### Data
+--

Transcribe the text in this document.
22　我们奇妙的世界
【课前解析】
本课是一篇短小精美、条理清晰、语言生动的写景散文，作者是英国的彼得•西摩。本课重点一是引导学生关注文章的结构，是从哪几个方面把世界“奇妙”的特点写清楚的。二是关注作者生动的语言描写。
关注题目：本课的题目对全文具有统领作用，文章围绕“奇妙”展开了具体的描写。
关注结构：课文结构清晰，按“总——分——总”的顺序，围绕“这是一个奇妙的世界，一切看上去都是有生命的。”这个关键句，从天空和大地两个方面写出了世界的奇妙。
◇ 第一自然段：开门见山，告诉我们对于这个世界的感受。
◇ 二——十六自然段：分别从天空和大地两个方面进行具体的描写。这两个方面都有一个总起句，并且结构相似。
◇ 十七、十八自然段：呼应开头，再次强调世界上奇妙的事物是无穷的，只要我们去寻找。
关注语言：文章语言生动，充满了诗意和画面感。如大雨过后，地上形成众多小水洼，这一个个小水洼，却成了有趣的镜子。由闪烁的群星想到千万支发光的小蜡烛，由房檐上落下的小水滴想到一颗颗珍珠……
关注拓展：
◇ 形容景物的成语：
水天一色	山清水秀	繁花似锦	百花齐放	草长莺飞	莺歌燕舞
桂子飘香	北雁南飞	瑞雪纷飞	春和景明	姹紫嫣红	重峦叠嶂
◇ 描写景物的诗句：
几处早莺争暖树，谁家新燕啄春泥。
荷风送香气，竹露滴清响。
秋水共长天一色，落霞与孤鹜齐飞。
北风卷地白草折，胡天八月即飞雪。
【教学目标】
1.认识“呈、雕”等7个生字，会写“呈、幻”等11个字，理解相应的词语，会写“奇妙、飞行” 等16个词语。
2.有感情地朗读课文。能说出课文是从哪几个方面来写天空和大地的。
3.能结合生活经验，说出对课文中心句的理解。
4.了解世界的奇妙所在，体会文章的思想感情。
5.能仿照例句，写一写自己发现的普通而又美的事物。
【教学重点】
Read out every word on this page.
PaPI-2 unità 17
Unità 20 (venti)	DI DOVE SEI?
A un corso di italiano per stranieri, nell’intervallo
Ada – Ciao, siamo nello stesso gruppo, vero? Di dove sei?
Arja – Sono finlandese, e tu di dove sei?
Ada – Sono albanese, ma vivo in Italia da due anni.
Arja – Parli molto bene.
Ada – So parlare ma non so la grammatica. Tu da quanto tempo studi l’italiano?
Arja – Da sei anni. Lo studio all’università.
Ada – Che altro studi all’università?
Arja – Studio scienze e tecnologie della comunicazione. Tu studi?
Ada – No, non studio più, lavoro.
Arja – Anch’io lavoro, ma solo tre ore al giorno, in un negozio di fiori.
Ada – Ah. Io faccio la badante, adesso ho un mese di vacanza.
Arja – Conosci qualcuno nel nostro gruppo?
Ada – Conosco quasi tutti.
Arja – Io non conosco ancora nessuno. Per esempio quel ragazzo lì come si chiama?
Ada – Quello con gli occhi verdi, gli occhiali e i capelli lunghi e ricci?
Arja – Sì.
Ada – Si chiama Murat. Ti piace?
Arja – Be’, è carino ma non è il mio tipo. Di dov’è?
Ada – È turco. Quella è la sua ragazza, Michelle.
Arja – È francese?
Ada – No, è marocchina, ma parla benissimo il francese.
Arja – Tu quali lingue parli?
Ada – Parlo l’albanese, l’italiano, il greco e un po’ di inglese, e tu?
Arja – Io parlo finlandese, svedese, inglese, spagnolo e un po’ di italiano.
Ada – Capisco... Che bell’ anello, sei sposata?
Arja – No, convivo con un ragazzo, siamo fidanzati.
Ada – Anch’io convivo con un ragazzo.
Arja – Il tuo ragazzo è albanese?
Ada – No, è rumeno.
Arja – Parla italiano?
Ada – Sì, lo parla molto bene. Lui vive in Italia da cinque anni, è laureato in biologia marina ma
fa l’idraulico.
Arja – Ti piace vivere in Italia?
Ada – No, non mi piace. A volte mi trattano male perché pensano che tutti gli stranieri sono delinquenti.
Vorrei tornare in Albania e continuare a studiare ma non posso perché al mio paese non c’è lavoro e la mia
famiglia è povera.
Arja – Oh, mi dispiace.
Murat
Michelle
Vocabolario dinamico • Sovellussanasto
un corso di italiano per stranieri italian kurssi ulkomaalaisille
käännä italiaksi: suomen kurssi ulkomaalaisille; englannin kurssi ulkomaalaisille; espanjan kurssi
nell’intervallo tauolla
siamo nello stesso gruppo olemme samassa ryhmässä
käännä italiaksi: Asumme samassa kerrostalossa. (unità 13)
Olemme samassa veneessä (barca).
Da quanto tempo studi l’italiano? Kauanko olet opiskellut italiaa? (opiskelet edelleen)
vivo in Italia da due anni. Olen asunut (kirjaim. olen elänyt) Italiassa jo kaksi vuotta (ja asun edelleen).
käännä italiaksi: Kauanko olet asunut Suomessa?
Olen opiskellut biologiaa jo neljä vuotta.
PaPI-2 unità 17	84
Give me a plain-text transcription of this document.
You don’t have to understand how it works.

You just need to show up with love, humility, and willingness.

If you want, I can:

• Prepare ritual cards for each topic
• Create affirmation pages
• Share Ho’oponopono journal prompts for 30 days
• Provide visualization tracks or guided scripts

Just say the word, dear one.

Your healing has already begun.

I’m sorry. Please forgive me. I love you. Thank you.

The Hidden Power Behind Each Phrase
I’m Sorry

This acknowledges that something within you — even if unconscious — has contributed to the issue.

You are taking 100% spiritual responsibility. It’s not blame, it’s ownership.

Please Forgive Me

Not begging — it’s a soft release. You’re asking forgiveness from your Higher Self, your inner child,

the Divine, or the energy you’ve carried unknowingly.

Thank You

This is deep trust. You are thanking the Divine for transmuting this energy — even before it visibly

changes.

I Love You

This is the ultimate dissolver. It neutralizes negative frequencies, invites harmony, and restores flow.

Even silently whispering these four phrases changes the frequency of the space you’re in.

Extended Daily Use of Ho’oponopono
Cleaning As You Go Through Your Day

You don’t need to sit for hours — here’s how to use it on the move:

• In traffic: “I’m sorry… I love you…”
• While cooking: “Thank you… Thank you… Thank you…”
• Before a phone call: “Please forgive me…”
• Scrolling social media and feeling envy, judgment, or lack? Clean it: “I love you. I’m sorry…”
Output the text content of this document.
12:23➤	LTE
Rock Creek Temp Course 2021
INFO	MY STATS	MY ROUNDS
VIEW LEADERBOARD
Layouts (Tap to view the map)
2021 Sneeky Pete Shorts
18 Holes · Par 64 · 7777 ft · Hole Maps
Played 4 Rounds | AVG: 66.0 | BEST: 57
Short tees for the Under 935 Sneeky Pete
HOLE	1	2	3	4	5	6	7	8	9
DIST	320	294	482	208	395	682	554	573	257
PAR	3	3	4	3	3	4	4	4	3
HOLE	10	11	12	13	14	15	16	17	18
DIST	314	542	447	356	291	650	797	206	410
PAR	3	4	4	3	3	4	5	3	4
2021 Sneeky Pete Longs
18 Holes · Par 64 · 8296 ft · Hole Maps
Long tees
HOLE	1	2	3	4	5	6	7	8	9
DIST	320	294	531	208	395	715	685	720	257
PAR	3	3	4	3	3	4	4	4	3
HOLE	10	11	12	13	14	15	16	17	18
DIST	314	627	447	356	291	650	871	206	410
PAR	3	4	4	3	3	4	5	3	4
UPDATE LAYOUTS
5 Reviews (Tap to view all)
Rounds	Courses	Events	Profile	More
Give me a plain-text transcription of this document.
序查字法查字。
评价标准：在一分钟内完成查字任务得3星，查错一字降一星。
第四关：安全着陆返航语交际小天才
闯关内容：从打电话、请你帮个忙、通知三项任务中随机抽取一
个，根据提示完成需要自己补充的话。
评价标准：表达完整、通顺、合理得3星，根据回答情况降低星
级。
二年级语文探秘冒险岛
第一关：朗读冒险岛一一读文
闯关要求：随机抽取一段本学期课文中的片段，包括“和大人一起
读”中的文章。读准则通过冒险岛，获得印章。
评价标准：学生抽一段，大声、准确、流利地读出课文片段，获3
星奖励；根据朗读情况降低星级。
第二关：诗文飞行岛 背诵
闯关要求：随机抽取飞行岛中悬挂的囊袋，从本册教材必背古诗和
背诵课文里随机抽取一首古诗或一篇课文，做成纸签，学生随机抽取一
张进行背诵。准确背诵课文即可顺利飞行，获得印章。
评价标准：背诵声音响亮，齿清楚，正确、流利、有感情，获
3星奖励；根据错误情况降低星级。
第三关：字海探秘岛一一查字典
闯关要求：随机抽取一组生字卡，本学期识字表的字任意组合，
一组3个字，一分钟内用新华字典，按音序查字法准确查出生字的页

+--

### What the task requires
Extract every line containing the string "闯关要求" from the material.

### Expected output
闯关要求：随机抽取一段本学期课文中的片段，包括“和大人一起
闯关要求：随机抽取飞行岛中悬挂的囊袋，从本册教材必背古诗和
闯关要求：随机抽取一组生字卡，本学期识字表的字任意组合，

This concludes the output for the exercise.